TASK TO CARRY OUT:
Check each line of the listing below for the string "Blast", and copy the ones that have it.

TASK MATERIAL:
-----

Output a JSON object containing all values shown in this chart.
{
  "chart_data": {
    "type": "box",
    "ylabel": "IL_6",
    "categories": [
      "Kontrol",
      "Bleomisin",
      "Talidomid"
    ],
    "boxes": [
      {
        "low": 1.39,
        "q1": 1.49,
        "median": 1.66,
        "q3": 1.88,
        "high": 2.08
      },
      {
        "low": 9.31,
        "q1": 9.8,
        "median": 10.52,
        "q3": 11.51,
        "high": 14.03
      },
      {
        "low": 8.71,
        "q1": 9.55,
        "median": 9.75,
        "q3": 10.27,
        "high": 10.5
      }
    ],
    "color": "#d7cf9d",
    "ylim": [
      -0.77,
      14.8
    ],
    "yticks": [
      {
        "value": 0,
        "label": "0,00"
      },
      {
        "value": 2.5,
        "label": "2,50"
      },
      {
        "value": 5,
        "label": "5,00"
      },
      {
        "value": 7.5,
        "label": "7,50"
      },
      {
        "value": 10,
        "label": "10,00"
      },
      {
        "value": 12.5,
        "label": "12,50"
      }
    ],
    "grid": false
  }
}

-----

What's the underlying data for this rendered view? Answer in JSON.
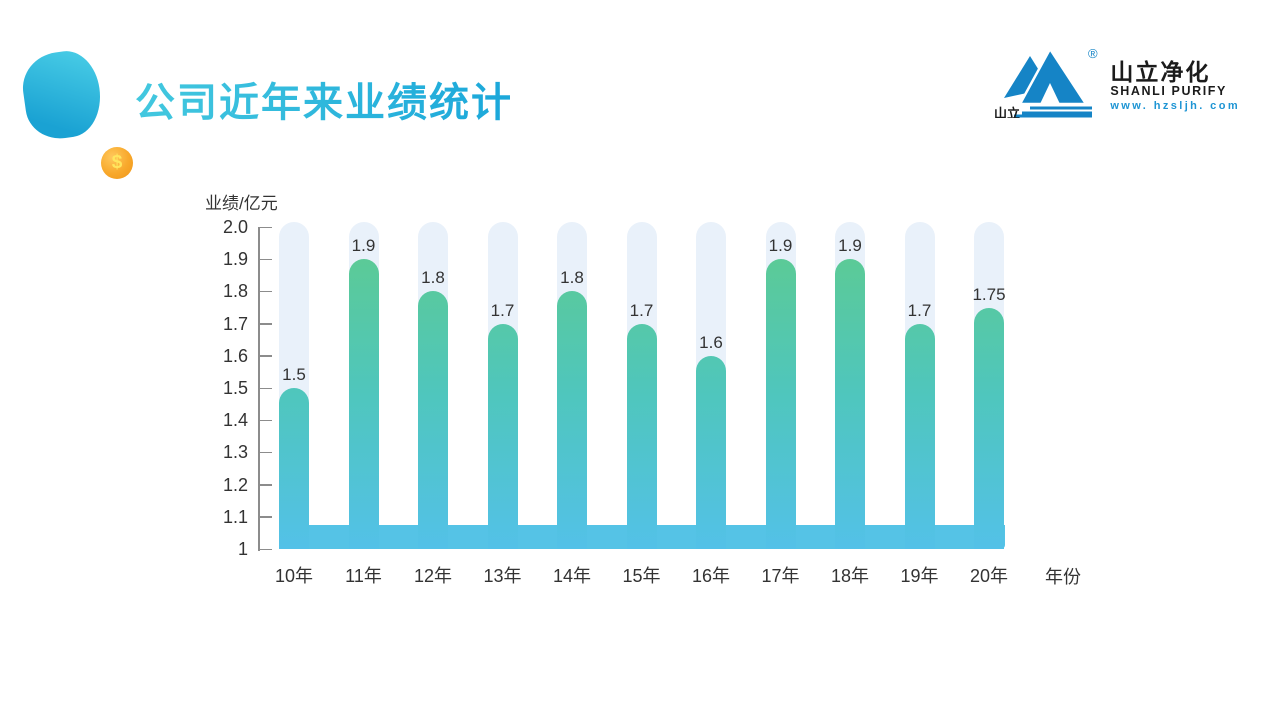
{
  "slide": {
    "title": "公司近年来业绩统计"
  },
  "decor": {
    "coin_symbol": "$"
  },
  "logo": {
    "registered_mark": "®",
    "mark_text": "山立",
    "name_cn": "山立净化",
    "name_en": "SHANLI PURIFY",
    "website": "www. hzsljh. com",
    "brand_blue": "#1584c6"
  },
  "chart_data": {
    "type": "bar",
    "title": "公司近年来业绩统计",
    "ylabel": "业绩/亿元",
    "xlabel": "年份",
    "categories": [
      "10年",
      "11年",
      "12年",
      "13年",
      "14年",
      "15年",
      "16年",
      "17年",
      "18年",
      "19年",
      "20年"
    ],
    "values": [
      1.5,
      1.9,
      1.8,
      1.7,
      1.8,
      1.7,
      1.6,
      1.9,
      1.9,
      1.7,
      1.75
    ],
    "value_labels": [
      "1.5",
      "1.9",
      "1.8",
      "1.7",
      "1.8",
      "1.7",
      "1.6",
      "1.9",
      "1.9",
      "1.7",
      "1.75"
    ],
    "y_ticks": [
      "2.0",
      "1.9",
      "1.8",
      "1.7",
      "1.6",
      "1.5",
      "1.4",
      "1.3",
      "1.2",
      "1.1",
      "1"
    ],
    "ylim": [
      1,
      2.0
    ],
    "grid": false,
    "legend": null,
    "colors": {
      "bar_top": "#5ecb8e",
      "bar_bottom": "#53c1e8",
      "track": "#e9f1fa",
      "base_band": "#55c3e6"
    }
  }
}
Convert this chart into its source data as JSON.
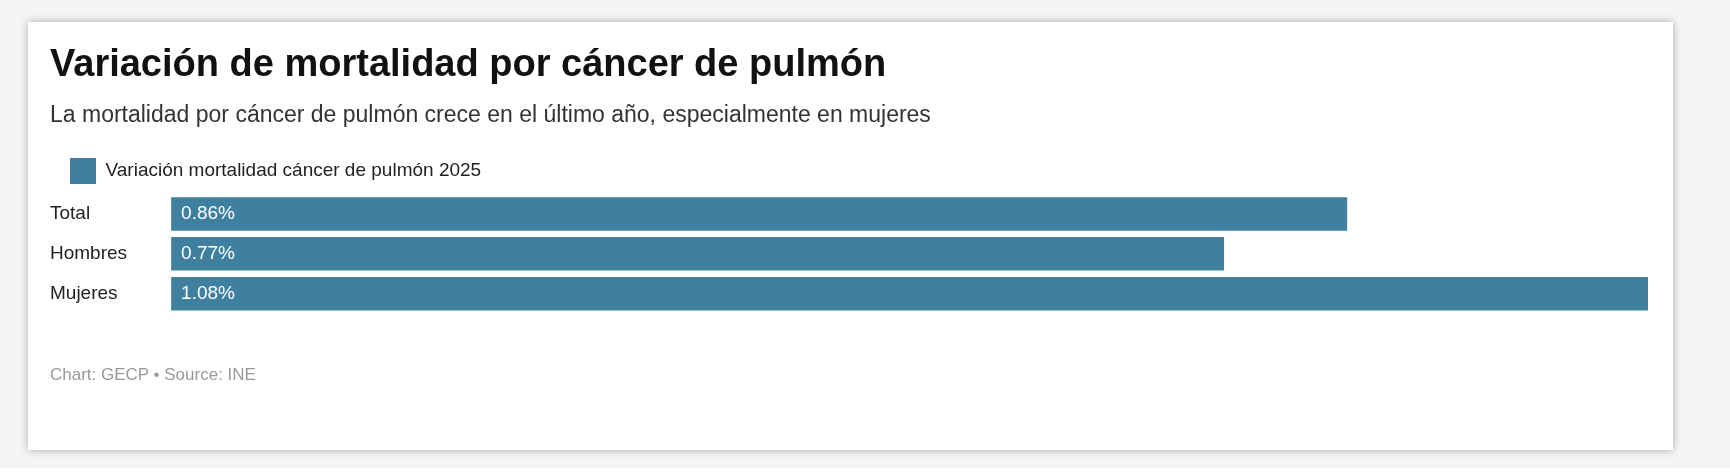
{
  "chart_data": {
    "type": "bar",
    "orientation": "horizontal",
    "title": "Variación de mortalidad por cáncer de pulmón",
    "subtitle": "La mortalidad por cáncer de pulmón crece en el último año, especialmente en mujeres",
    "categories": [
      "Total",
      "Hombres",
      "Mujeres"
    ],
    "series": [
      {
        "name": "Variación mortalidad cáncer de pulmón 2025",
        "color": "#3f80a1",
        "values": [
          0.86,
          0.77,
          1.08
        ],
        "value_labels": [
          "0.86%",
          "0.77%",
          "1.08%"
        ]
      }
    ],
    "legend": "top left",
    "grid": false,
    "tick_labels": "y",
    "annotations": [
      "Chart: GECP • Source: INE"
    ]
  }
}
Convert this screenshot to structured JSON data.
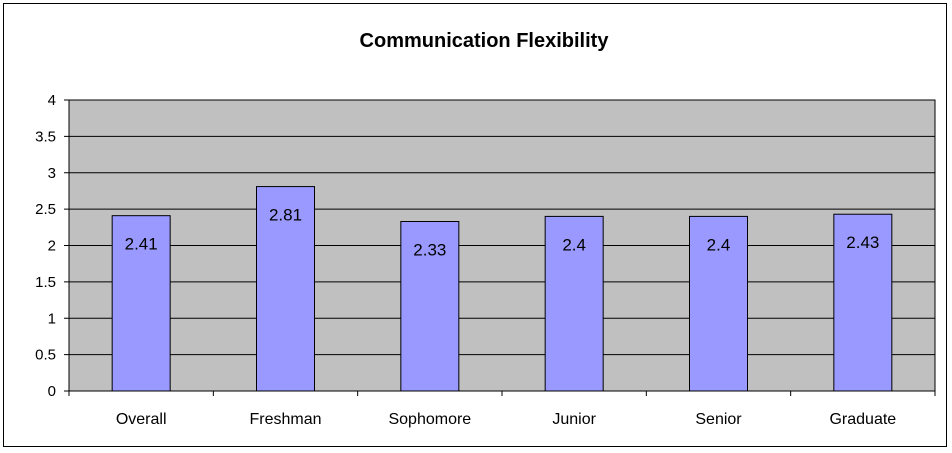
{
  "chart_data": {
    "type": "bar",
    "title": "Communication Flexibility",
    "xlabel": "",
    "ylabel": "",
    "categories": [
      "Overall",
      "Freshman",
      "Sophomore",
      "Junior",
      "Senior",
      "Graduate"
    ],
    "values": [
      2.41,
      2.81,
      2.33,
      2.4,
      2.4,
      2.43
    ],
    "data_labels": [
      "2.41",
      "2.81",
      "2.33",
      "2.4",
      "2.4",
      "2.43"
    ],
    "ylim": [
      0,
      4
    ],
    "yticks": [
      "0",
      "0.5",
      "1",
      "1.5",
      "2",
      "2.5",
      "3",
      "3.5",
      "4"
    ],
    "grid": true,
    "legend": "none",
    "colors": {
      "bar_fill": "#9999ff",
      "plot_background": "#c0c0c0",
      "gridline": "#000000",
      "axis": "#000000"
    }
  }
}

-----

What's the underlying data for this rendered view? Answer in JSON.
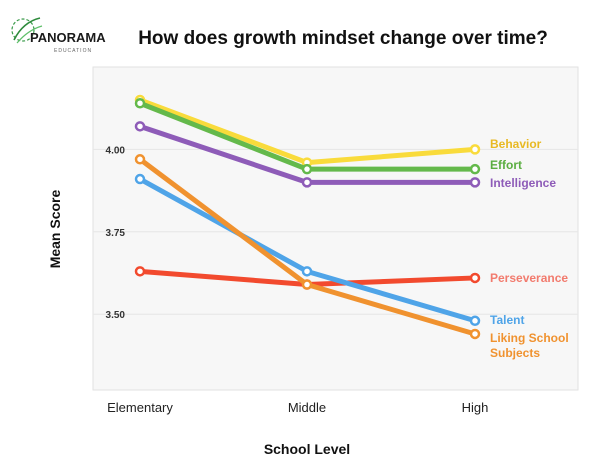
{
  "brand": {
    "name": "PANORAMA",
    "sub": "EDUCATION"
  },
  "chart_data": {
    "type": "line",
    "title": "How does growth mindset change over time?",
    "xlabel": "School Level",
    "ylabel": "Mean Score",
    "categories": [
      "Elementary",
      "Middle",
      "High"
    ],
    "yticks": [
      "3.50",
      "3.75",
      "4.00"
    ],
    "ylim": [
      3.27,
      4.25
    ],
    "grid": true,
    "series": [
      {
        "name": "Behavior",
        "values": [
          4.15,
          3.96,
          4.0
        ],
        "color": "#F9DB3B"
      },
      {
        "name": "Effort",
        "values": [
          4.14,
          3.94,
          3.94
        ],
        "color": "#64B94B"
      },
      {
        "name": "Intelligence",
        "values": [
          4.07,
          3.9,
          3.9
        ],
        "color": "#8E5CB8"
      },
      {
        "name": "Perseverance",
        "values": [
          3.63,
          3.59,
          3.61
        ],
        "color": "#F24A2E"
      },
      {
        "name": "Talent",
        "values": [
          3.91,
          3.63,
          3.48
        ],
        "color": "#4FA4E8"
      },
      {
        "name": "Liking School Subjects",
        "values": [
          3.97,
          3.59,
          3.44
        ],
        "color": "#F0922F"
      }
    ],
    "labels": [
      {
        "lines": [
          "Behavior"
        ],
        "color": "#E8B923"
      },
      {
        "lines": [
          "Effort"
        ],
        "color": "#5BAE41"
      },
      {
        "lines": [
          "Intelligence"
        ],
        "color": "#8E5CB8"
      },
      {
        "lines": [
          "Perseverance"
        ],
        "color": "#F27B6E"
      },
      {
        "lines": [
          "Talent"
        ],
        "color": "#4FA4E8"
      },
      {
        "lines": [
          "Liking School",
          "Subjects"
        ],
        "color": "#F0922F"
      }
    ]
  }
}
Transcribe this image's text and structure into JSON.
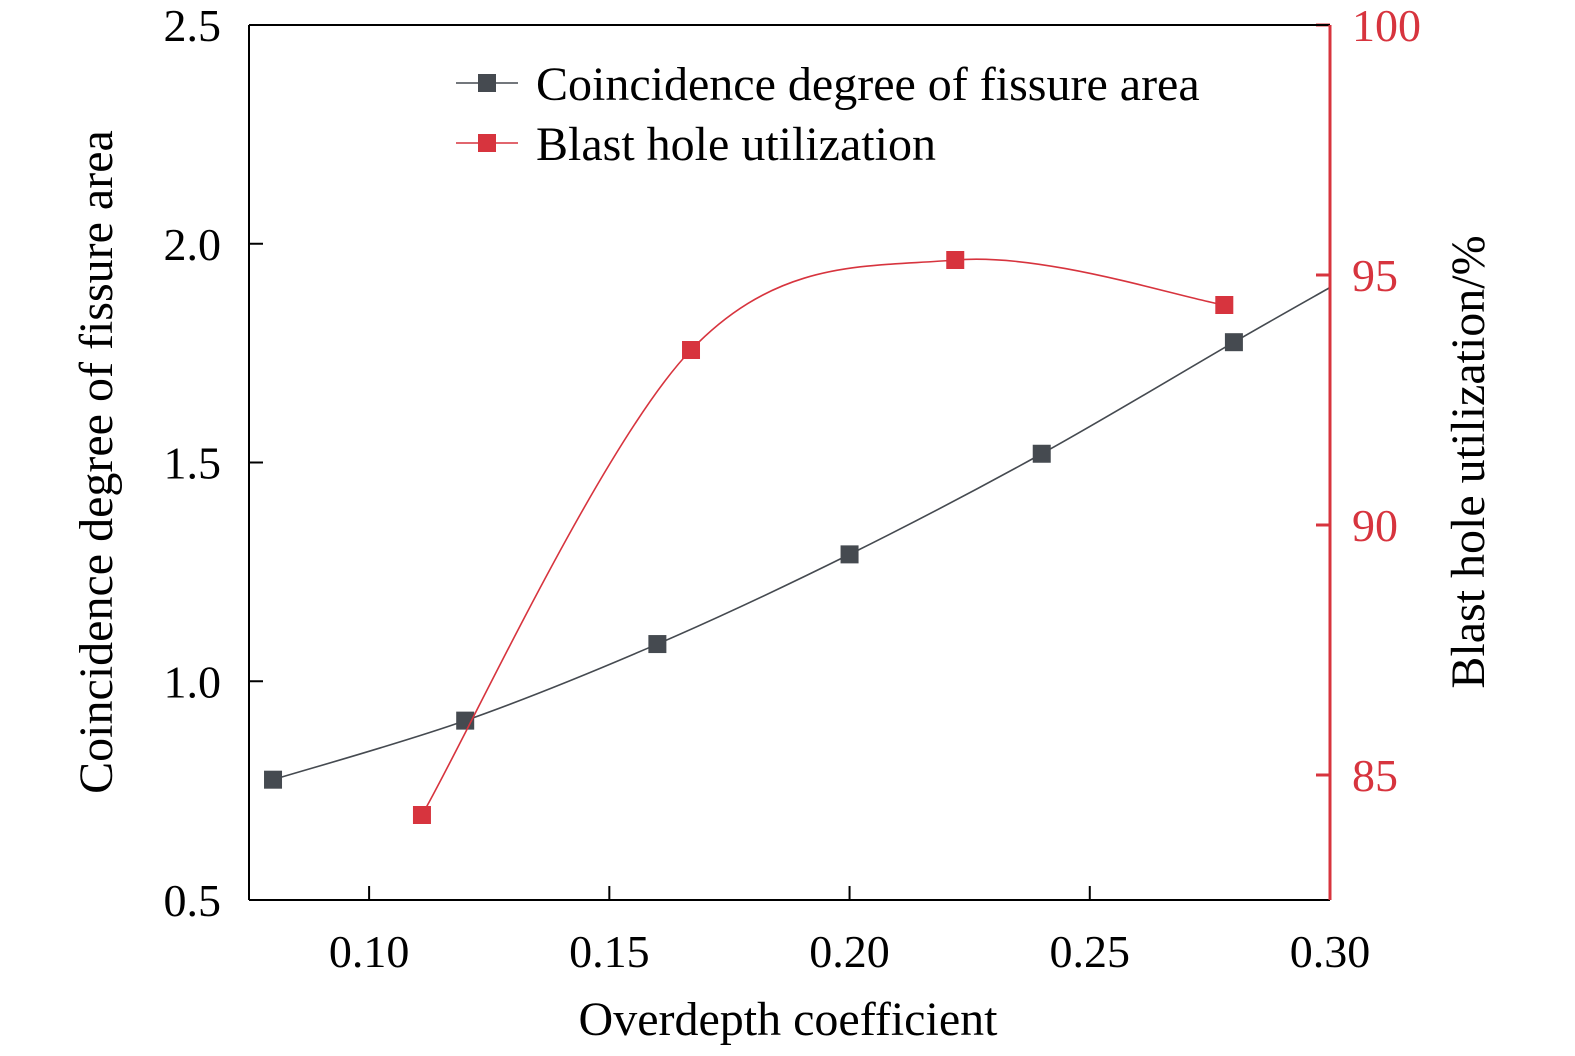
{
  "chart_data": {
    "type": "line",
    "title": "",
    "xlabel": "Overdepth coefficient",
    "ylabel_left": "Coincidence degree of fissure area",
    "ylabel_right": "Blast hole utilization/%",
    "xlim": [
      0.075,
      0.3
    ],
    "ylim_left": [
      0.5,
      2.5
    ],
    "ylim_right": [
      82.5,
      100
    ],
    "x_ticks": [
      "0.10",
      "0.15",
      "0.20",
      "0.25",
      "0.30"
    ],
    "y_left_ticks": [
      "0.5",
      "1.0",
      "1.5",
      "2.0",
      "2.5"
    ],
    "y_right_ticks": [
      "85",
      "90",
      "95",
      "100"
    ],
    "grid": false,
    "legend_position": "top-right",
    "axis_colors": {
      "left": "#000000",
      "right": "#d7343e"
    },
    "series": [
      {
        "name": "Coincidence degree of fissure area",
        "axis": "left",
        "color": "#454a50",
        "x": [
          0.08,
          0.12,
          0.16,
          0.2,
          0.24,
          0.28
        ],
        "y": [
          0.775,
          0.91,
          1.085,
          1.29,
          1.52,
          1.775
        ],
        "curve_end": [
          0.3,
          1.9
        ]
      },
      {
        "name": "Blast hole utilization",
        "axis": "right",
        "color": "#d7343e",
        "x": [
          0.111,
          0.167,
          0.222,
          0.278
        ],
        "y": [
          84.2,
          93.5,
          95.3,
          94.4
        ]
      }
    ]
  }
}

-----

FULL OUTPUT:
    "ylabel_right": "Blast hole utilization/%",
        "name": "Blast hole utilization",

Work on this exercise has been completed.